* _EXERCISE DATA_:
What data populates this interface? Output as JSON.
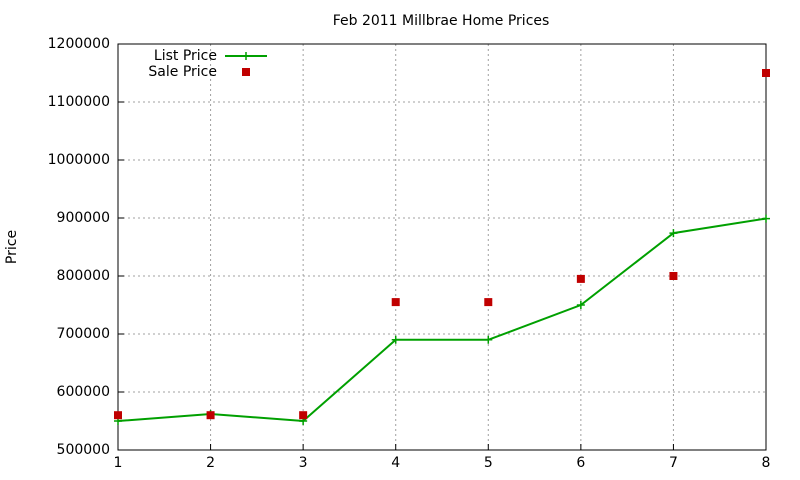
{
  "chart_data": {
    "type": "line",
    "title": "Feb 2011 Millbrae Home Prices",
    "y_label": "Price",
    "x": [
      1,
      2,
      3,
      4,
      5,
      6,
      7,
      8
    ],
    "series": [
      {
        "name": "List Price",
        "color": "#00a000",
        "style": "linespoints",
        "values": [
          550000,
          562000,
          550000,
          690000,
          690000,
          750000,
          874000,
          899000
        ]
      },
      {
        "name": "Sale Price",
        "color": "#c00000",
        "style": "points",
        "values": [
          560000,
          560000,
          560000,
          755000,
          755000,
          795000,
          800000,
          1150000
        ]
      }
    ],
    "xlim": [
      1,
      8
    ],
    "xticks": [
      1,
      2,
      3,
      4,
      5,
      6,
      7,
      8
    ],
    "ylim": [
      500000,
      1200000
    ],
    "yticks": [
      500000,
      600000,
      700000,
      800000,
      900000,
      1000000,
      1100000,
      1200000
    ],
    "grid": true,
    "legend": "top-left"
  }
}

* _STATED EXERCISE_:
Using the records above, output their complete text exactly, minus any images.

* _THE OUTPUT_:
What data populates this interface? Output as JSON.
{
  "chart_data": {
    "type": "line",
    "title": "Feb 2011 Millbrae Home Prices",
    "y_label": "Price",
    "x": [
      1,
      2,
      3,
      4,
      5,
      6,
      7,
      8
    ],
    "series": [
      {
        "name": "List Price",
        "color": "#00a000",
        "style": "linespoints",
        "values": [
          550000,
          562000,
          550000,
          690000,
          690000,
          750000,
          874000,
          899000
        ]
      },
      {
        "name": "Sale Price",
        "color": "#c00000",
        "style": "points",
        "values": [
          560000,
          560000,
          560000,
          755000,
          755000,
          795000,
          800000,
          1150000
        ]
      }
    ],
    "xlim": [
      1,
      8
    ],
    "xticks": [
      1,
      2,
      3,
      4,
      5,
      6,
      7,
      8
    ],
    "ylim": [
      500000,
      1200000
    ],
    "yticks": [
      500000,
      600000,
      700000,
      800000,
      900000,
      1000000,
      1100000,
      1200000
    ],
    "grid": true,
    "legend": "top-left"
  }
}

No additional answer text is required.